» Problem
Report every line in the listing below where the string "this" shows up.

** BEGIN **

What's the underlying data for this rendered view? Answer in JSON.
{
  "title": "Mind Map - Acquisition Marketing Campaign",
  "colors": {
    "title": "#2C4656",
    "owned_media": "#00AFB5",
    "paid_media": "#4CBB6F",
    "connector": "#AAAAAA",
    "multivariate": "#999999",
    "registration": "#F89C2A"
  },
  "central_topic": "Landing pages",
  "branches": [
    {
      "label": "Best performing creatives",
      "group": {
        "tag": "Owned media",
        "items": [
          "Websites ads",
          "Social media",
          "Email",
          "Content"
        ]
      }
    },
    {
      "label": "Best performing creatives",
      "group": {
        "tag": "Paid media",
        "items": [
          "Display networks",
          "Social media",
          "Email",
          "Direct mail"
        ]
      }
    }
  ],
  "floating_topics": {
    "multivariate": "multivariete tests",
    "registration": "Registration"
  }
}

** END **
** BEGIN **

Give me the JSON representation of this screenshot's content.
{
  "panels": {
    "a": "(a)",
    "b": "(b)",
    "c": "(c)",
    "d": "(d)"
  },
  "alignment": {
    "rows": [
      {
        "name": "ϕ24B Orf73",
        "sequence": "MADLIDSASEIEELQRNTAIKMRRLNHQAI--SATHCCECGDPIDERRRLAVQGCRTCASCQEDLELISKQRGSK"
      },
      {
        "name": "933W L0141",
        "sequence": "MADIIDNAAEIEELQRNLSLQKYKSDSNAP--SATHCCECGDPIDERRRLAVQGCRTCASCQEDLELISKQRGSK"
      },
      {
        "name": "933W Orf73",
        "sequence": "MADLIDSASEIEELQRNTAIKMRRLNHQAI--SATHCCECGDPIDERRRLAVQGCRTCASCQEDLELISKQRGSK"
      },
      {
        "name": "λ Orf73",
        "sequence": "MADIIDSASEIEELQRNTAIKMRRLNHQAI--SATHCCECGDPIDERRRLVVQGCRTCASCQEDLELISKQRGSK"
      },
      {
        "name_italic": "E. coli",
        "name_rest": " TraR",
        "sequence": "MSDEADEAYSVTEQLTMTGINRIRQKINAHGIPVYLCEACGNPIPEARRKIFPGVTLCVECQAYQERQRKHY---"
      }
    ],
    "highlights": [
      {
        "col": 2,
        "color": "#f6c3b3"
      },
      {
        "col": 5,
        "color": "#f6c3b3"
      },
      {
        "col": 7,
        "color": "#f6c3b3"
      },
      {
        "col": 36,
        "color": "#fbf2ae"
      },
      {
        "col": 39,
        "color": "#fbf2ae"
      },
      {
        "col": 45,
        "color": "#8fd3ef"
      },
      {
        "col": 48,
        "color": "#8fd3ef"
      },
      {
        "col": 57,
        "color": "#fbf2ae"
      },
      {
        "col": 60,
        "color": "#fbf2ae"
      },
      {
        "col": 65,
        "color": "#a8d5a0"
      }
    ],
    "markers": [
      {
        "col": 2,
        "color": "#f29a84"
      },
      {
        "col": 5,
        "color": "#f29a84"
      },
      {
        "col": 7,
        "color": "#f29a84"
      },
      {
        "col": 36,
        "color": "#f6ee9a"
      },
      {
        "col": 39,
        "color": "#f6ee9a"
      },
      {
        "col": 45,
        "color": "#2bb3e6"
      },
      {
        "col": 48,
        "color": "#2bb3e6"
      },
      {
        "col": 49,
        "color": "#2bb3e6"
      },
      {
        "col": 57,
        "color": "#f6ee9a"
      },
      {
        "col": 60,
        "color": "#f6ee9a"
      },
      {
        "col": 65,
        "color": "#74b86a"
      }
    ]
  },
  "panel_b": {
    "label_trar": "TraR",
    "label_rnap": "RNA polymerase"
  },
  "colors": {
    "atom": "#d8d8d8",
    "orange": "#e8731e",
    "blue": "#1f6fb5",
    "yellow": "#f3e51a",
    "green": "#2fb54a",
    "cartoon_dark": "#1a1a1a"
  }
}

** END **

» Task output
What's the underlying data for this rendered view? Answer in JSON.
Give me the JSON representation of this screenshot's content.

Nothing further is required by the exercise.